- **Directions for this task**: In the records that follow, locate every line with "title" and extract it.
## BEGIN Data for this task
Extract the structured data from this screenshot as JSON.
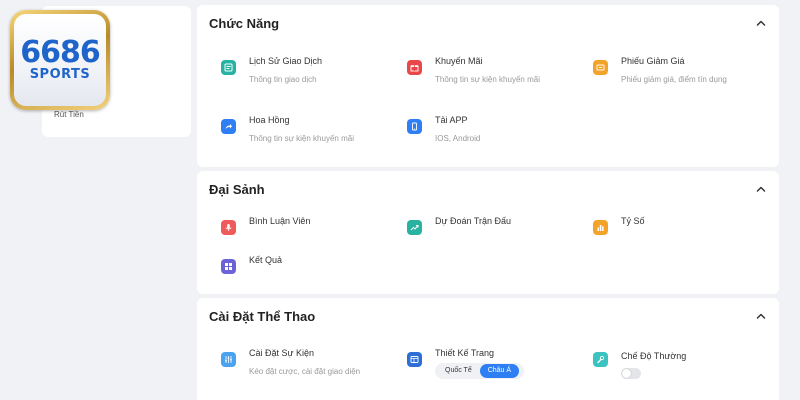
{
  "logo": {
    "number": "6686",
    "sub": "SPORTS"
  },
  "left_card": {
    "withdraw_label": "Rút Tiền"
  },
  "sections": {
    "functions": {
      "title": "Chức Năng",
      "items": [
        {
          "name": "Lịch Sử Giao Dịch",
          "desc": "Thông tin giao dịch"
        },
        {
          "name": "Khuyến Mãi",
          "desc": "Thông tin sự kiện khuyến mãi"
        },
        {
          "name": "Phiếu Giảm Giá",
          "desc": "Phiếu giảm giá, điểm tín dụng"
        },
        {
          "name": "Hoa Hồng",
          "desc": "Thông tin sự kiện khuyến mãi"
        },
        {
          "name": "Tải APP",
          "desc": "IOS, Android"
        }
      ]
    },
    "lobby": {
      "title": "Đại Sảnh",
      "items": [
        {
          "name": "Bình Luận Viên"
        },
        {
          "name": "Dự Đoán Trận Đấu"
        },
        {
          "name": "Tỷ Số"
        },
        {
          "name": "Kết Quả"
        }
      ]
    },
    "sports_settings": {
      "title": "Cài Đặt Thể Thao",
      "items": [
        {
          "name": "Cài Đặt Sự Kiện",
          "desc": "Kéo đặt cược, cài đặt giao diện"
        },
        {
          "name": "Thiết Kế Trang",
          "options": [
            "Quốc Tế",
            "Châu Á"
          ],
          "selected": "Châu Á"
        },
        {
          "name": "Chế Độ Thường",
          "toggle_on": false
        }
      ]
    }
  },
  "colors": {
    "accent": "#2e7ff3",
    "icon_transactions": "#27b2a2",
    "icon_promo": "#e94848",
    "icon_coupon": "#f4a32a",
    "icon_commission": "#2e7ff3",
    "icon_app": "#2e7ff3",
    "icon_commentator": "#ef5b5b",
    "icon_prediction": "#27b2a2",
    "icon_score": "#f4a32a",
    "icon_results": "#6c63d8",
    "icon_event_settings": "#4ba3f0",
    "icon_page_design": "#2e6fd6",
    "icon_normal_mode": "#3cc3c0"
  },
  "icons": {
    "transactions": "list-icon",
    "promo": "gift-icon",
    "coupon": "ticket-icon",
    "commission": "share-icon",
    "app": "phone-icon",
    "commentator": "microphone-icon",
    "prediction": "trend-icon",
    "score": "bar-chart-icon",
    "results": "grid-icon",
    "event_settings": "sliders-icon",
    "page_design": "layout-icon",
    "normal_mode": "wrench-icon",
    "collapse": "chevron-up-icon"
  }
}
## END Data for this task
- **Answer below**:
      "title": "Chức Năng",
      "title": "Đại Sảnh",
      "title": "Cài Đặt Thể Thao",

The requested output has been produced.